(Dataset entries)
--- Begin ---

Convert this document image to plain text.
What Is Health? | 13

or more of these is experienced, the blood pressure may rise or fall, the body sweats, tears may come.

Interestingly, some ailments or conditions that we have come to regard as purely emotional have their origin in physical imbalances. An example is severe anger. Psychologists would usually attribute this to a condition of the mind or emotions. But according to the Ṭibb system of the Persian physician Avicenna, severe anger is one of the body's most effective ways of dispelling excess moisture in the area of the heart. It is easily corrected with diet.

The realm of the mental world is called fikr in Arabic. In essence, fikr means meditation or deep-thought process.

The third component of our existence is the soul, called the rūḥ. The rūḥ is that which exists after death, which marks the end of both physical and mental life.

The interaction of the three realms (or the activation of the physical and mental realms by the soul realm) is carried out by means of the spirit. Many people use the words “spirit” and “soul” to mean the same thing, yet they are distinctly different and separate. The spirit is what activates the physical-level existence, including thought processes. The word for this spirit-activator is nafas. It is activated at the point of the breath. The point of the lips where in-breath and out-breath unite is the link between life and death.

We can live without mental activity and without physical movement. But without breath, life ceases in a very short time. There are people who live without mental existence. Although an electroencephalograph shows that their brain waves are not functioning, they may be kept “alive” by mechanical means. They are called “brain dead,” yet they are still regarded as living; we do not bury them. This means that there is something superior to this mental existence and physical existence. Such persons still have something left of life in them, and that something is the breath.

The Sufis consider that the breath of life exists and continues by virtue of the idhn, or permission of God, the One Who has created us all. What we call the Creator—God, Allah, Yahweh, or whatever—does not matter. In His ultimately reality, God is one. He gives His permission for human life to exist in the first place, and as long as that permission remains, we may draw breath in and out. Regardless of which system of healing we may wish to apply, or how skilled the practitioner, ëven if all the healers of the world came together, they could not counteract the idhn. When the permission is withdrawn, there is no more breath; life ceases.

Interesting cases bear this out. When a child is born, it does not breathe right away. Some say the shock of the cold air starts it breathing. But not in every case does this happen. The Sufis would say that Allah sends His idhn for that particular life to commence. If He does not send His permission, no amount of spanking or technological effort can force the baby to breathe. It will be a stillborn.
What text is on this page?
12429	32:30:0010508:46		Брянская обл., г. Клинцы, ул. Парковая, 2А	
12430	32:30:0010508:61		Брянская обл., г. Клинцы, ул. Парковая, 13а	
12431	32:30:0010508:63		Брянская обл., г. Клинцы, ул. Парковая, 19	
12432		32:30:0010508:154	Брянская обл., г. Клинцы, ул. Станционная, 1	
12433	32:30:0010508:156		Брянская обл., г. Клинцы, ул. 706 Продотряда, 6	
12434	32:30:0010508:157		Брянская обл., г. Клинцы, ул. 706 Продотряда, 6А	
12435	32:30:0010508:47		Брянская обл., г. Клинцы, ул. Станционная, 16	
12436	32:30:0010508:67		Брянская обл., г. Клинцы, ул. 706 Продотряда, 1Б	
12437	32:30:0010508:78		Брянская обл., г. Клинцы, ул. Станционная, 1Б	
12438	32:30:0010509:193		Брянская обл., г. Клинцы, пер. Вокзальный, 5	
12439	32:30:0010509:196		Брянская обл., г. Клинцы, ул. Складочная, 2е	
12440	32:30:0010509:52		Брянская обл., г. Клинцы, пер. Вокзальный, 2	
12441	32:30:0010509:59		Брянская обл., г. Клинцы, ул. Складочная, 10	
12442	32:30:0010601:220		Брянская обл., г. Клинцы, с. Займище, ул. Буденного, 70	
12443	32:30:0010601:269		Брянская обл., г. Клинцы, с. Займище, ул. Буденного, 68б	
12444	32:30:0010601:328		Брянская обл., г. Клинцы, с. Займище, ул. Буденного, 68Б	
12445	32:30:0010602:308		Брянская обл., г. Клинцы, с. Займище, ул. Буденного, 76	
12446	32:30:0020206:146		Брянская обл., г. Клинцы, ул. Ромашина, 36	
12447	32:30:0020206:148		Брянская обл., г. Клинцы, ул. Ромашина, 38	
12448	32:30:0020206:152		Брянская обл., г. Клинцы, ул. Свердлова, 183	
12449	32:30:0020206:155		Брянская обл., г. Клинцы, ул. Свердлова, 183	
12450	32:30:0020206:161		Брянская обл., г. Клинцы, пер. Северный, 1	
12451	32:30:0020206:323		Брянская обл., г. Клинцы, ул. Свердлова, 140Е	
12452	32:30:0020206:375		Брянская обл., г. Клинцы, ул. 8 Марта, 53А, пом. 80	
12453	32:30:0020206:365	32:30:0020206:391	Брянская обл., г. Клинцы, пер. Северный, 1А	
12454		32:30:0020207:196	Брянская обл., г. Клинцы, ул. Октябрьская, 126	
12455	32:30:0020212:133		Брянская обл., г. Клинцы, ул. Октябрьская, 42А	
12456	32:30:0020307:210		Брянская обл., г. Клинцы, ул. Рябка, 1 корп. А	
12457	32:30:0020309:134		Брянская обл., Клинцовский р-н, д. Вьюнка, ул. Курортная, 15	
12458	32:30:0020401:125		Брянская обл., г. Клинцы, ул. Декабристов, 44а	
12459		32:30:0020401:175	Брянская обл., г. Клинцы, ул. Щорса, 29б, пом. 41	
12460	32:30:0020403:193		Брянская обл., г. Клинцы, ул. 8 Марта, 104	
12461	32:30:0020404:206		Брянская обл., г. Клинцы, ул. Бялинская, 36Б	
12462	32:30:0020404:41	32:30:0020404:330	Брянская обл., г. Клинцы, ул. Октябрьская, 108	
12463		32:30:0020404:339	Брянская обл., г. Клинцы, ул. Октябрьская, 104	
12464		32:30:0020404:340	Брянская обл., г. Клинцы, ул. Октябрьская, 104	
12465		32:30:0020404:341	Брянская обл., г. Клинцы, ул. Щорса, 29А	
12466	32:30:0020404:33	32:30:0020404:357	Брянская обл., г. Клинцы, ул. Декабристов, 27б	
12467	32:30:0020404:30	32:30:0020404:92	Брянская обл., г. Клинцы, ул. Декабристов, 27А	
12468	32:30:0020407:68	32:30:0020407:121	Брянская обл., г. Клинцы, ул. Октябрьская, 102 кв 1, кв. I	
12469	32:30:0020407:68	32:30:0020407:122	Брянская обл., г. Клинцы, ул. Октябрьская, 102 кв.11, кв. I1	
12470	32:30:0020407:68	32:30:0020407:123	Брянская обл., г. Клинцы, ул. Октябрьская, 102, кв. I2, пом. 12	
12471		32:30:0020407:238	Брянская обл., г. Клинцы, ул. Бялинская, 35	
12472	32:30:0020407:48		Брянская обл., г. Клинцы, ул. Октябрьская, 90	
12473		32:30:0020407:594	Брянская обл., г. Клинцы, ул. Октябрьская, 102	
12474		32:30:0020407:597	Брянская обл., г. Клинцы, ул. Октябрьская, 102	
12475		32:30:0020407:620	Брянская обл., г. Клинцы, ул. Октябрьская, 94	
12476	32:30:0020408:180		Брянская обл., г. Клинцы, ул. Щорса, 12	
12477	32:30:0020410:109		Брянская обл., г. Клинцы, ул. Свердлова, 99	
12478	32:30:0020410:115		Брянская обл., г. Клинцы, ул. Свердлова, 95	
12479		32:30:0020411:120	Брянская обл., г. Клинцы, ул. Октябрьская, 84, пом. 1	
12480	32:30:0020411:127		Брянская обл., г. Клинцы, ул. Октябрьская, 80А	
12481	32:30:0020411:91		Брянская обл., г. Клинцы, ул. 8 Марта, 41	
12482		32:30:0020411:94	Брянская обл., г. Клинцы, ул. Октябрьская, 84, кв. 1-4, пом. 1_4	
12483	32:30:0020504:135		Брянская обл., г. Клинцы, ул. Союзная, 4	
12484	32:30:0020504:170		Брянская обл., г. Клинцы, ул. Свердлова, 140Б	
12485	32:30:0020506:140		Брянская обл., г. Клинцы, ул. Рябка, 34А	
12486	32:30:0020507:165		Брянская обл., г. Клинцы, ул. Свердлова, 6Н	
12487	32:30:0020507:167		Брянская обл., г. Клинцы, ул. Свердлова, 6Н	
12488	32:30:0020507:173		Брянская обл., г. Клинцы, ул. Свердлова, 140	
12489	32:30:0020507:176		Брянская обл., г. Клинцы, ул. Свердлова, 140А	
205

--- End ---

## Request
Find and copy each line above that includes the string "Декабристов".

## Written solution
12458	32:30:0020401:125		Брянская обл., г. Клинцы, ул. Декабристов, 44а	
12466	32:30:0020404:33	32:30:0020404:357	Брянская обл., г. Клинцы, ул. Декабристов, 27б	
12467	32:30:0020404:30	32:30:0020404:92	Брянская обл., г. Клинцы, ул. Декабристов, 27А	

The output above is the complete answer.